■ **Task requirements**
Make an exact copy of the entries below.

■ **Exercise data**
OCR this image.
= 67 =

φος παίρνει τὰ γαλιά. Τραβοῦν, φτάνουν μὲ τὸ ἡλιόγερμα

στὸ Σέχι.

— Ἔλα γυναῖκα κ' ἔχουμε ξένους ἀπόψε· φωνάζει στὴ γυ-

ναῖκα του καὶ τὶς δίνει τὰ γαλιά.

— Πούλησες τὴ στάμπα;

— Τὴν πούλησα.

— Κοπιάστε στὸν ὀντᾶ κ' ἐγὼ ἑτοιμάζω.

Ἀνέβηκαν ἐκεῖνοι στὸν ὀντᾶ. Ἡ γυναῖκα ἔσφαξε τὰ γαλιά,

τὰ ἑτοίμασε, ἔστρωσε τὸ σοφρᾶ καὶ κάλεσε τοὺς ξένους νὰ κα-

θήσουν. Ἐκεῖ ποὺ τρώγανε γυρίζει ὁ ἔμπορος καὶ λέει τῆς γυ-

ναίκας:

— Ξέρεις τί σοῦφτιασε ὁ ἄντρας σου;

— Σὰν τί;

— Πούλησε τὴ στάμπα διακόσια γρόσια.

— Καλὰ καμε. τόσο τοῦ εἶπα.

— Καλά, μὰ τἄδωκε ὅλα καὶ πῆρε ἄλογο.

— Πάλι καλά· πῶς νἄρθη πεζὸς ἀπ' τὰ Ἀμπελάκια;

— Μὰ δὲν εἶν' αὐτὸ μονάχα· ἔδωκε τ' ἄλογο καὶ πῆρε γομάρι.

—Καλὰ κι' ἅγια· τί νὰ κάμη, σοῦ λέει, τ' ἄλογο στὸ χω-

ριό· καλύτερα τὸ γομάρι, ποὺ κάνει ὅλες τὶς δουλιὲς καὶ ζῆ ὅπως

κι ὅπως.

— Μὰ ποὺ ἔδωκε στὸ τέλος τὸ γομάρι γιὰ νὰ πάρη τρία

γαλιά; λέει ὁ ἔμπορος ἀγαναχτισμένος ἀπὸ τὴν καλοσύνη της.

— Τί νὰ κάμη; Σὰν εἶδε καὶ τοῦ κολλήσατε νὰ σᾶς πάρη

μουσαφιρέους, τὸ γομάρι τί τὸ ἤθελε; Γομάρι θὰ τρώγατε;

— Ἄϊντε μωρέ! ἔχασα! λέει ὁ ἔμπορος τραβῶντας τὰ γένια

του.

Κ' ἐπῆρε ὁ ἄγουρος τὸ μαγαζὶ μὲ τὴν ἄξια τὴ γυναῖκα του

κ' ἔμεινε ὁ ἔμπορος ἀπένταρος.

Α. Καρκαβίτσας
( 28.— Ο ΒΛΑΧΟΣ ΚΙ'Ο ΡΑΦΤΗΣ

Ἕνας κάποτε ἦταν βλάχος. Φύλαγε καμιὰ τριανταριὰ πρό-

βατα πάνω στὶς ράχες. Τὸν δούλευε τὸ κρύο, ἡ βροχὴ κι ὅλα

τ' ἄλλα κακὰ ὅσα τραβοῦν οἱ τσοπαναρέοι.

■ **Solved problem**
OCR this image.
= 67 =

φος παίρνει τὰ γαλιά. Τραβοῦν, φτάνουν μὲ τὸ ἡλιόγερμα

στὸ Σέχι.

— Ἔλα γυναῖκα κ' ἔχουμε ξένους ἀπόψε· φωνάζει στὴ γυ-

ναῖκα του καὶ τὶς δίνει τὰ γαλιά.

— Πούλησες τὴ στάμπα;

— Τὴν πούλησα.

— Κοπιάστε στὸν ὀντᾶ κ' ἐγὼ ἑτοιμάζω.

Ἀνέβηκαν ἐκεῖνοι στὸν ὀντᾶ. Ἡ γυναῖκα ἔσφαξε τὰ γαλιά,

τὰ ἑτοίμασε, ἔστρωσε τὸ σοφρᾶ καὶ κάλεσε τοὺς ξένους νὰ κα-

θήσουν. Ἐκεῖ ποὺ τρώγανε γυρίζει ὁ ἔμπορος καὶ λέει τῆς γυ-

ναίκας:

— Ξέρεις τί σοῦφτιασε ὁ ἄντρας σου;

— Σὰν τί;

— Πούλησε τὴ στάμπα διακόσια γρόσια.

— Καλὰ καμε. τόσο τοῦ εἶπα.

— Καλά, μὰ τἄδωκε ὅλα καὶ πῆρε ἄλογο.

— Πάλι καλά· πῶς νἄρθη πεζὸς ἀπ' τὰ Ἀμπελάκια;

— Μὰ δὲν εἶν' αὐτὸ μονάχα· ἔδωκε τ' ἄλογο καὶ πῆρε γομάρι.

—Καλὰ κι' ἅγια· τί νὰ κάμη, σοῦ λέει, τ' ἄλογο στὸ χω-

ριό· καλύτερα τὸ γομάρι, ποὺ κάνει ὅλες τὶς δουλιὲς καὶ ζῆ ὅπως

κι ὅπως.

— Μὰ ποὺ ἔδωκε στὸ τέλος τὸ γομάρι γιὰ νὰ πάρη τρία

γαλιά; λέει ὁ ἔμπορος ἀγαναχτισμένος ἀπὸ τὴν καλοσύνη της.

— Τί νὰ κάμη; Σὰν εἶδε καὶ τοῦ κολλήσατε νὰ σᾶς πάρη

μουσαφιρέους, τὸ γομάρι τί τὸ ἤθελε; Γομάρι θὰ τρώγατε;

— Ἄϊντε μωρέ! ἔχασα! λέει ὁ ἔμπορος τραβῶντας τὰ γένια

του.

Κ' ἐπῆρε ὁ ἄγουρος τὸ μαγαζὶ μὲ τὴν ἄξια τὴ γυναῖκα του

κ' ἔμεινε ὁ ἔμπορος ἀπένταρος.

Α. Καρκαβίτσας
( 28.— Ο ΒΛΑΧΟΣ ΚΙ'Ο ΡΑΦΤΗΣ

Ἕνας κάποτε ἦταν βλάχος. Φύλαγε καμιὰ τριανταριὰ πρό-

βατα πάνω στὶς ράχες. Τὸν δούλευε τὸ κρύο, ἡ βροχὴ κι ὅλα

τ' ἄλλα κακὰ ὅσα τραβοῦν οἱ τσοπαναρέοι.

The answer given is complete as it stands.